EXTRAIT DE PAGE:

+++

Très évocateur, très afriolant, très bien écrit.
Perso j'ai beaucoup aimé.
Voila voila.
Juste heu, le début n'est pas très clair.
Comme je l'ai vu, il n'y a qu'une fille, a deux facettes ...
Mais c'est pas clair (je me répète) on a l'impression qu'il y en a deux et que la première à rien à foutre là.
C'est le but ?
Ah, bon ....
Ouais j'ai été un peu confusé à ce niveau-là aussi.
Okay, c'est bien écrit tout ça, il semble il y avoir une bonne ambiance tout ça, mais bon. J'ai RIEN capté. Des mecs qui se droguent, d'acc', une fille qui se fait sauter, d'acc', mais bon. J'ai vraiment RIEN capté.
Bah en gros, ça à l'air d'être un mec interrogé dans sa cellule de prison à propos d'une fille déjantée qui a tué ses parents.
Tssss faut juste lire son profil.
marrant, moi aussi j'ai passé des nuits a imaginer des scénarii pour éliminer mes parents. Dommage, je suis trop con pour parvenir à concevoir le crime parfait.
A propos du texte, je le trouve de bonne facture. En bon psychorigide, j'ai tilté moi aussi sur le "petit déjeuné". Pour le reste, ça passe bien. L'idée aurait même pu être un peu plus développée, ou alors, tiens, idée, faire un autre texte ou la narratrice serait la jeune fille en question. Parce que le témoignage de son pote, il donne envie de la connaître un peu mieux, cette jeune fille.
bon premier texte.
::: OK POUR ADMISSION AU SEIN DES AUTEURS DE LA ZONE :::
(comment ça, "de toute façon on prend tout le monde ?")
J'aime beaucoup le style, même si c'est un peu le cul entre deux chaises, ni tout à fait lisse ni tout à fait oral. Mais c'est fluide.
Et c'est simple et sans bavures.
Pas d'accord pour la suite ; c'est mieux si on imagine nous-même l'étendue des trucs qu'elle a pu faire à ses vieux.
Sympa mais il est assez bizarre ce texte, bien écrit, mais bizarre. Alors maintenant est-ce que c'est la fin que je trouve complètement avortée ou le style du texte qui pour une fois change un peu de ce qu'on lit habituellement ici...Moi maintenant, je sais pas.

+++

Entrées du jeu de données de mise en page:
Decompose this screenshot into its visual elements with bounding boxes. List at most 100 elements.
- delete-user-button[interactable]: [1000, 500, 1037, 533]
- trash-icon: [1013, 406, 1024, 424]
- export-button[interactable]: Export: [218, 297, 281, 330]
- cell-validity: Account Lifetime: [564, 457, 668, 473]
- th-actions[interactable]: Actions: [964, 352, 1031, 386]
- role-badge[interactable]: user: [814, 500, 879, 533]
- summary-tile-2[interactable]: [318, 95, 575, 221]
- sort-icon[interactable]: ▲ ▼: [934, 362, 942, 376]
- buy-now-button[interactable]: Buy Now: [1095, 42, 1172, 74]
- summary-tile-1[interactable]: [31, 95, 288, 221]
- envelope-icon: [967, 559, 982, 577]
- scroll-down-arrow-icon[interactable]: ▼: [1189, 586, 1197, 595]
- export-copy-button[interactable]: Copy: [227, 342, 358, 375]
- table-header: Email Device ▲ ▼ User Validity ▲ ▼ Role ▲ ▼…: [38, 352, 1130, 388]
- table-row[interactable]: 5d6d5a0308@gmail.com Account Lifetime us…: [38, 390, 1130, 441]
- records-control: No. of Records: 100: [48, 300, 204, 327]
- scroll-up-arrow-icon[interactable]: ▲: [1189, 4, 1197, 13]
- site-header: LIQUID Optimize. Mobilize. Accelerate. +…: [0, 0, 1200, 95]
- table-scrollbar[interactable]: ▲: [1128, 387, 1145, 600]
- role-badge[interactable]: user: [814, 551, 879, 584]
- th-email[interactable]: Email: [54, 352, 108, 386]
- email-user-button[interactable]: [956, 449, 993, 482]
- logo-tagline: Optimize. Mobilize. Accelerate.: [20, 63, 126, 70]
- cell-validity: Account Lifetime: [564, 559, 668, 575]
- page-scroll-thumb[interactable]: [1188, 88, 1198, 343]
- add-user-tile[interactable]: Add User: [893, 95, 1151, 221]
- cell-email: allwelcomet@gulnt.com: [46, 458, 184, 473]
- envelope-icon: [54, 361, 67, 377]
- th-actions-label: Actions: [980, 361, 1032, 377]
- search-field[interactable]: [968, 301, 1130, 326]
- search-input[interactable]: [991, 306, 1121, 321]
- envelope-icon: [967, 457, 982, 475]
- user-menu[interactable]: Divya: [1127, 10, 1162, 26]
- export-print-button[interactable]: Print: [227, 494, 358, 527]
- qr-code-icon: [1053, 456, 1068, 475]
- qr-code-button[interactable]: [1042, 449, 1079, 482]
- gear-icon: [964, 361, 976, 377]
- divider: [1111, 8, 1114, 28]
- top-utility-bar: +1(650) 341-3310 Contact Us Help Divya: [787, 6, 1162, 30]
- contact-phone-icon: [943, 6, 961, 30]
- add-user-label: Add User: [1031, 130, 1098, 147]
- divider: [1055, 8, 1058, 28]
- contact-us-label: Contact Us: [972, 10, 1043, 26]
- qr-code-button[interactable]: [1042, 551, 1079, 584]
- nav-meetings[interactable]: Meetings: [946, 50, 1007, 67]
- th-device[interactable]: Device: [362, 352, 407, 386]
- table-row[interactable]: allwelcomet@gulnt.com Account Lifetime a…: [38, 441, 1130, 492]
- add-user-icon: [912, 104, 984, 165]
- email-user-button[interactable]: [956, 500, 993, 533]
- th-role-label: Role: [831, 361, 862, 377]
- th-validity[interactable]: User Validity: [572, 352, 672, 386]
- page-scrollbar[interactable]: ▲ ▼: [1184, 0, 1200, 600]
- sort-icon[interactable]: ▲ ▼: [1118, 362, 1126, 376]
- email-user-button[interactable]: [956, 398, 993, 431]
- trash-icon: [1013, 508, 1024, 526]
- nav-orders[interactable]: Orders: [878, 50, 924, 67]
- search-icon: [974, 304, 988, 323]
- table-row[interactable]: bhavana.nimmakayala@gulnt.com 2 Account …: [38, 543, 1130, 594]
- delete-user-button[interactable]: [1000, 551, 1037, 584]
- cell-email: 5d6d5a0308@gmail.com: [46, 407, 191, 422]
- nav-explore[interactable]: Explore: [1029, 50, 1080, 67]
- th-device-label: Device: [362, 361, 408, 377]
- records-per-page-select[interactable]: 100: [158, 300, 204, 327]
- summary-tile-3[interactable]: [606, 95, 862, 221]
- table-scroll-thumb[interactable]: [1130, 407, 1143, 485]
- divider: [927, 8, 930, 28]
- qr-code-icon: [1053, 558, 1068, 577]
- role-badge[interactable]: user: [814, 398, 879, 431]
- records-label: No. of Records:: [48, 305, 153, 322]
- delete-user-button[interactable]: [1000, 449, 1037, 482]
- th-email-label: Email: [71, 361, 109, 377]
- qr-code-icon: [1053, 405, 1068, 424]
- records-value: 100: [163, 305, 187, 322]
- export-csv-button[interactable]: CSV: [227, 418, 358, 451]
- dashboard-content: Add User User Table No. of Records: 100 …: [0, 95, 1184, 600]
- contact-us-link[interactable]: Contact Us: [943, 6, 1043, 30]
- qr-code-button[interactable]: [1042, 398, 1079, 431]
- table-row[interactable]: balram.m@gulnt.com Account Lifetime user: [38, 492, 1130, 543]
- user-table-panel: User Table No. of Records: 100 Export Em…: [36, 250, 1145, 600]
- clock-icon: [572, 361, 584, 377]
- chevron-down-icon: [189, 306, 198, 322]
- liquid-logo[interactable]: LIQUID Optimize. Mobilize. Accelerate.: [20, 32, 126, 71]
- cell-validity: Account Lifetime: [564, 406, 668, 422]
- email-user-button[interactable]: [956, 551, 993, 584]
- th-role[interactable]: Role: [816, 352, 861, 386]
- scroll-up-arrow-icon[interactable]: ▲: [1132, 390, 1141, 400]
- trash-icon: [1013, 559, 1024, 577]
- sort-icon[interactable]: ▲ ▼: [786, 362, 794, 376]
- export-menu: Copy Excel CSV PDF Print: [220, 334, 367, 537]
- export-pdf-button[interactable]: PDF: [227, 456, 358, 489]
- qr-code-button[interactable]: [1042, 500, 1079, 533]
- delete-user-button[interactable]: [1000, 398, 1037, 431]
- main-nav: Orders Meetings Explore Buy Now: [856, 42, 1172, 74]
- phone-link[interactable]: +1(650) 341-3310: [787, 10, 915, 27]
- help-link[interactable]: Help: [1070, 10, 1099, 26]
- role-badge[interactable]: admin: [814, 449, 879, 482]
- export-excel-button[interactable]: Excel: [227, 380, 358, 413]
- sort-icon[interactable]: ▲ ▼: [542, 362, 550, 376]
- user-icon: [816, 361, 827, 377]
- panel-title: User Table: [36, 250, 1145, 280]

+++

CONSIGNES DE L'EXERCICE:
A: Dans le fil de commentaires, quelle expression a fait tiquer le commentateur qui se décrit comme psychorigide ?
B: Poursuivez le fil de commentaires après son dernier message.

RÉPONSES FINALES:
A: Le « petit déjeuné ».

B:
ce n'est pas la scène de torture que je m'imaginais découvrir dans une suite, c'est la psychologie de la narratrice : ses pensées, son obsession pour le parricide, etc...
Excellent.
Putain, il en perd ses grandes phrases.
Très élégent, ça se lit comme un verre d'absinthe si j'ose dire.
Toi, je vais t'inviter plus souvent à l'apéro. Pas communs les types qui lisent les verres au lieu de les boire...
Bon style, j'ai bien aimé... Dommage qu'il y ait pas le témoignage de la scène de torture^^
Sinon moi aussi j'aimerais bien le récit de la fille en détail...
On sait déjà si tu suces toi?
Une jeune fille dont les parents sont morts, entourée de camés, qui vit dans un squat avec eux ? C'est pas un remake de Blanche Neige ?
Joliement vu cher LP
LP?
Lapinpython?
Lapinchien aurait subi une mutation suite à un accouplement avec un ovipare de passage?
Y va nous pondre des oeufs partout, laisser sa peau trainer.
Merde, on en avait déjà assez avec ses facultés primaires.
Cher Abbé tu dois pas bien connaitre les surnoms de la zone, ça me faisait pareil au début mais tu verras c'est pas compliqué
Cher connard, que tu parles de Léonard Panicaud ou ces abrutis de Linkin Park, j'en ai rien à foutre, mais je suis "cher" à personne. C'est contre mon éthique et ça gratte tellement qu'au final, ça suinte.
qseu[p en miroir vertical]o, il mesemble que tu as oublié la marque linguistique finale "huhuhu" qui dénote toute intervention de type vieux con.
Aelez en pleine crise du logement accède à internet pour la première fois depuis deux semaines.
Et là Aelez se prend une grande claque dans la gueule parce qu'elle s'attendait à se faire lyncher pour son texte moyennement zonard et relativement baclé sur la fin.
Mais bon, ça fait plaisir à Aelez, Aelez aime la zone (mais Aelez n'a jamais appri à faire de smiley en forme de coeur ou de bisounours, sinon elle s'en serait donné à coeur joie)
Maintenant Aelez vous dit à dans deux semaines.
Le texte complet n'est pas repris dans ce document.